▸ **Your task**:
Among the entries below, find the lines with "this" and copy them.

Collected data:

====

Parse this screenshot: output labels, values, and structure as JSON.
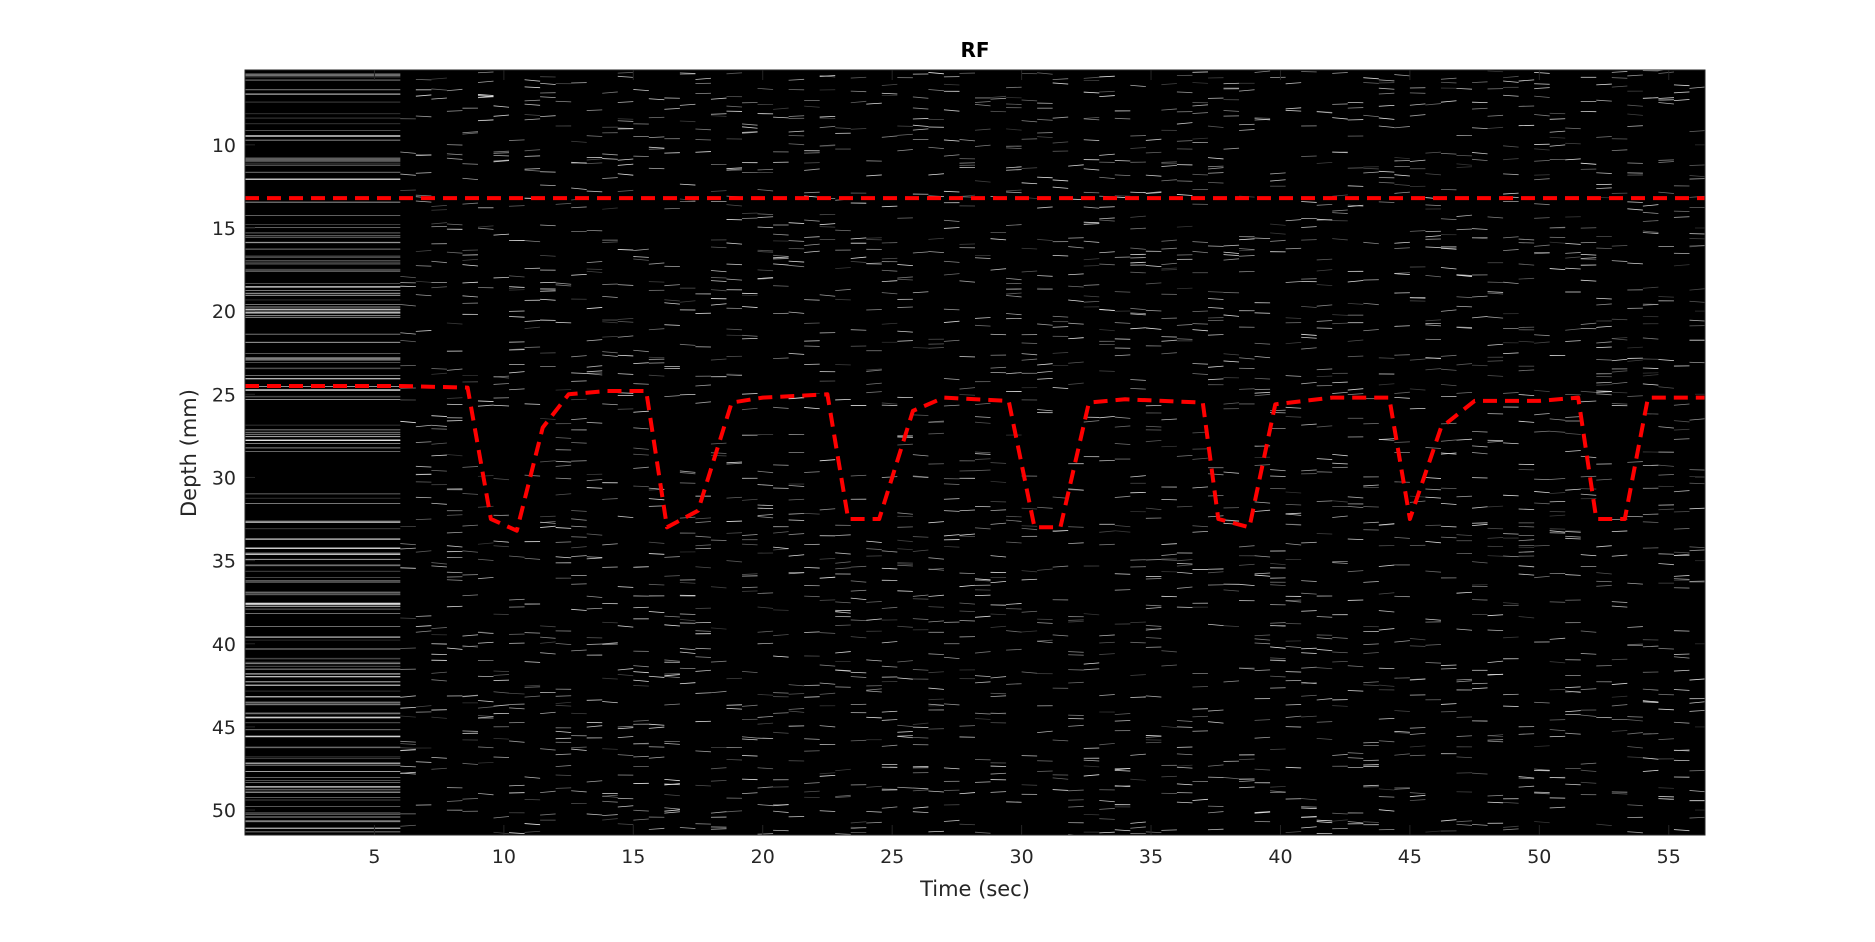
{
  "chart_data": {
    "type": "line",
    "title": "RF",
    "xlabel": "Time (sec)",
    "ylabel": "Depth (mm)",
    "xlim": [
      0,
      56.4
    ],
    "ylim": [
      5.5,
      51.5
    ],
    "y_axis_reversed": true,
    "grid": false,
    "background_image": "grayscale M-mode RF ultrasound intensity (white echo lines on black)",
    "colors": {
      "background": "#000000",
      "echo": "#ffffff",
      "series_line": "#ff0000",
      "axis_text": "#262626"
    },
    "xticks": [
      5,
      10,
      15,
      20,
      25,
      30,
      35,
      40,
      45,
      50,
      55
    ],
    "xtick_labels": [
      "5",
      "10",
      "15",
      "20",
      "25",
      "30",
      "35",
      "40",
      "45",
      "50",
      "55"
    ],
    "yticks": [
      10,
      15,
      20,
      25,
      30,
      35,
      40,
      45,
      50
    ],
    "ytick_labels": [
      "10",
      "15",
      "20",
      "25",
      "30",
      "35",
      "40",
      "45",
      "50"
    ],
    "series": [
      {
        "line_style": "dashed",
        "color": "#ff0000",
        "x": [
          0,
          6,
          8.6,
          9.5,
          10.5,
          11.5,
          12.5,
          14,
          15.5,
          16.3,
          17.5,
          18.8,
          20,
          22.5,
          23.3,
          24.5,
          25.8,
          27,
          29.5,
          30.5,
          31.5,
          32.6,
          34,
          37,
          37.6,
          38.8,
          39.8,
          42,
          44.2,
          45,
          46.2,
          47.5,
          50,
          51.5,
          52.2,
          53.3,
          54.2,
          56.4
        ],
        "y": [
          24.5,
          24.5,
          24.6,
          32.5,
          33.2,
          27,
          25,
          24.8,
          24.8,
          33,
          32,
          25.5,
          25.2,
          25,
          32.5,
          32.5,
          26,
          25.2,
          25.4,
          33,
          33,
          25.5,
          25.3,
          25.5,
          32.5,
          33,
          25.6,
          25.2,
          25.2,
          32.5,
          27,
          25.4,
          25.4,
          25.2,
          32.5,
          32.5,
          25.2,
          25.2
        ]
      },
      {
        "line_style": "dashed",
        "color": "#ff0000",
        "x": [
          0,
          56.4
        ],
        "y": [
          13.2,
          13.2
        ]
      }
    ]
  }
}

====

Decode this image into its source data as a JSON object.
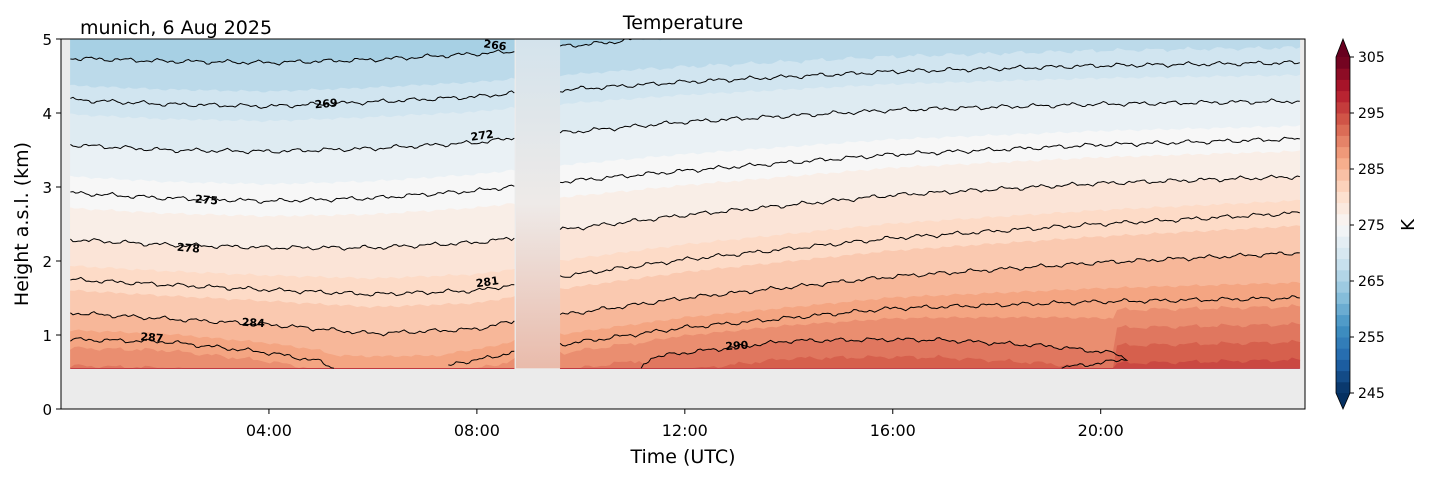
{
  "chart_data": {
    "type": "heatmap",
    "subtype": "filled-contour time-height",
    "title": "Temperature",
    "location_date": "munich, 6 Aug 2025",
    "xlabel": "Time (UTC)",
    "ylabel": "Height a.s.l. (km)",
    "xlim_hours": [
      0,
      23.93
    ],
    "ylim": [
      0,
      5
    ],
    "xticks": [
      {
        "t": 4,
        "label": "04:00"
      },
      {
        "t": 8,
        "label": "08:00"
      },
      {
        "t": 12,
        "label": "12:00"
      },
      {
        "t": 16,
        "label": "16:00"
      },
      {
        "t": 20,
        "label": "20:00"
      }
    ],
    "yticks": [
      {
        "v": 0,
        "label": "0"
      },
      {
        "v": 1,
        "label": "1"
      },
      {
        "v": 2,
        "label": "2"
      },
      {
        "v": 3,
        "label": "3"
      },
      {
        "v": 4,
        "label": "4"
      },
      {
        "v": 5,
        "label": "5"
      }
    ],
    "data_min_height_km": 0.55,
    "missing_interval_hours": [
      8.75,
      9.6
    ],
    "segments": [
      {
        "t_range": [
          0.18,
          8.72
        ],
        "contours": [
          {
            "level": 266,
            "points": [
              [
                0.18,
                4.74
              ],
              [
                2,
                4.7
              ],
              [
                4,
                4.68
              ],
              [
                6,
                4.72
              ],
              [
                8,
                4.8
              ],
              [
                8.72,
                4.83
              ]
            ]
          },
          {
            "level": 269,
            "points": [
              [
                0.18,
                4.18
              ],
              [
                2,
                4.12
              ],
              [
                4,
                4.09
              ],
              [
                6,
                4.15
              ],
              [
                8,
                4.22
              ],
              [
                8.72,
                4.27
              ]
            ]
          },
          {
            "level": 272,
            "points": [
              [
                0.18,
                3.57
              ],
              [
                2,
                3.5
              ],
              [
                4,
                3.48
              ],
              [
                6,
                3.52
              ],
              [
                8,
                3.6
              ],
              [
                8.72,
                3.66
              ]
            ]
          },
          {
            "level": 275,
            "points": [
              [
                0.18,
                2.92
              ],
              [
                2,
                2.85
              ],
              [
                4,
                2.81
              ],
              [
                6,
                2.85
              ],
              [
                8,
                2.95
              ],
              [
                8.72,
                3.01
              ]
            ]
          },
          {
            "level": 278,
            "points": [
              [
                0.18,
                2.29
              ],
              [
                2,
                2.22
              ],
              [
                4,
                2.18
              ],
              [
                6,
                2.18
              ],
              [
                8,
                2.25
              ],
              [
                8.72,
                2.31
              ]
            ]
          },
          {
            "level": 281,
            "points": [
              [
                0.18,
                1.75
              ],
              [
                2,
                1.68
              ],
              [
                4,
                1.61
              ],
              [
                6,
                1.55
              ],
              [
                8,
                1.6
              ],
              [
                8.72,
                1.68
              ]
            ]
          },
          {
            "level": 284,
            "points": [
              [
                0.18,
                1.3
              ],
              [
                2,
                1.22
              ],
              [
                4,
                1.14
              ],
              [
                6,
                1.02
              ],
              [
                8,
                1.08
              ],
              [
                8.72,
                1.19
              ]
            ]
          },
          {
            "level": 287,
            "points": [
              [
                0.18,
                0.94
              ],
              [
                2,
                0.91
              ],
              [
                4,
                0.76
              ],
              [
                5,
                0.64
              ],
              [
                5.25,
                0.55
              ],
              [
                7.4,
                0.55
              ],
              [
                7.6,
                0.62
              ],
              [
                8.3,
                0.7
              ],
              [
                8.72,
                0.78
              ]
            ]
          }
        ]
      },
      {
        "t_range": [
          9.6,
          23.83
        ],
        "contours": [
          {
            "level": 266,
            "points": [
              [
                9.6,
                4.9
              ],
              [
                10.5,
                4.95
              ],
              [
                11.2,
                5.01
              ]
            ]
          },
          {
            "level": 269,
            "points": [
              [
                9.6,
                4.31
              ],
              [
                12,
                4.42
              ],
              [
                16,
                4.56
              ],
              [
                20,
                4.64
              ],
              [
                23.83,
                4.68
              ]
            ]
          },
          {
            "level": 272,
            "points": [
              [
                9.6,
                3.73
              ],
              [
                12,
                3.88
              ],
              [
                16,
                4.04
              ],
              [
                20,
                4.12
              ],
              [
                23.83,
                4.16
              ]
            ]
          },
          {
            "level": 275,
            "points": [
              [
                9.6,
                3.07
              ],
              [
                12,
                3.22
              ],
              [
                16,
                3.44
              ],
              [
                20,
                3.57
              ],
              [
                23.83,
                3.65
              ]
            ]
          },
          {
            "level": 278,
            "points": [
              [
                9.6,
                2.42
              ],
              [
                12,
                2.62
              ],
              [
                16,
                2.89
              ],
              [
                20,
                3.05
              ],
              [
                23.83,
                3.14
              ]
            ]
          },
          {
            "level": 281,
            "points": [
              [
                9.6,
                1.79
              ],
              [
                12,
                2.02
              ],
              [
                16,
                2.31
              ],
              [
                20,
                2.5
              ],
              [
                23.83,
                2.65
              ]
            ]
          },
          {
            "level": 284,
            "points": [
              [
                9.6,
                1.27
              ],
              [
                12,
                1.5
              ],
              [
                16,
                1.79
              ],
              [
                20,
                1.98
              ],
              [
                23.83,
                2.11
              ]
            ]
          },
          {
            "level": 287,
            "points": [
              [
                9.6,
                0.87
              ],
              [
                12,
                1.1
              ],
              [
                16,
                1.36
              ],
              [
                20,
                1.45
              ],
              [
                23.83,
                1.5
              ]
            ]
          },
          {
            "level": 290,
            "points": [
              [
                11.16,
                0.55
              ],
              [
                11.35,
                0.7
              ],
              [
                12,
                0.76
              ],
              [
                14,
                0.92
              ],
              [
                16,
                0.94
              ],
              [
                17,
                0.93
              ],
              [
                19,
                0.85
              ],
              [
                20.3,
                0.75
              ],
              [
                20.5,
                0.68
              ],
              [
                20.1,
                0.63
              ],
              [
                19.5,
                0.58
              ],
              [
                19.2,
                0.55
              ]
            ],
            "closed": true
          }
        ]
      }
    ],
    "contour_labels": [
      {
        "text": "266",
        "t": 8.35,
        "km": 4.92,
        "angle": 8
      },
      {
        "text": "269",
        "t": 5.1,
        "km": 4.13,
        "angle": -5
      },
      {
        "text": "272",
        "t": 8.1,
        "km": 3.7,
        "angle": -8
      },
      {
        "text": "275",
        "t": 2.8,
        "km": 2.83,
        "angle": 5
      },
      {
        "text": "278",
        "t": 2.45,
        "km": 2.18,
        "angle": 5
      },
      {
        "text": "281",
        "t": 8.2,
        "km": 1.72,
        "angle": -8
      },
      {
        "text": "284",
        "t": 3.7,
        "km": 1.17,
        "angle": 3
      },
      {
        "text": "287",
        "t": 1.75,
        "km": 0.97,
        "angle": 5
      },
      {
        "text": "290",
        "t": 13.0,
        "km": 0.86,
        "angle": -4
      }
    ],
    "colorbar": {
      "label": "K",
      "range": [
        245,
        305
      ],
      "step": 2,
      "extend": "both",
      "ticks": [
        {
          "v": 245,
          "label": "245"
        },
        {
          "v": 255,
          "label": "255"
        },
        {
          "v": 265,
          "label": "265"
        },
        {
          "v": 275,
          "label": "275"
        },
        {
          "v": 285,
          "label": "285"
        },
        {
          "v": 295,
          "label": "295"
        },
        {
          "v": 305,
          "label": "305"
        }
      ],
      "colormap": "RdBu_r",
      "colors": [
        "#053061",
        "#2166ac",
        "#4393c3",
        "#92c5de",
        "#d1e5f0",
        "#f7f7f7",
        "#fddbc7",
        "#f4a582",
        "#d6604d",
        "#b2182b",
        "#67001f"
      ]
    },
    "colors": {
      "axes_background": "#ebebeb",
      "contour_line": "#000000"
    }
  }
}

====

▸ **Task output**:
Parse this screenshot: output labels, values, and structure as JSON.
Decode this image into its source data as a JSON object.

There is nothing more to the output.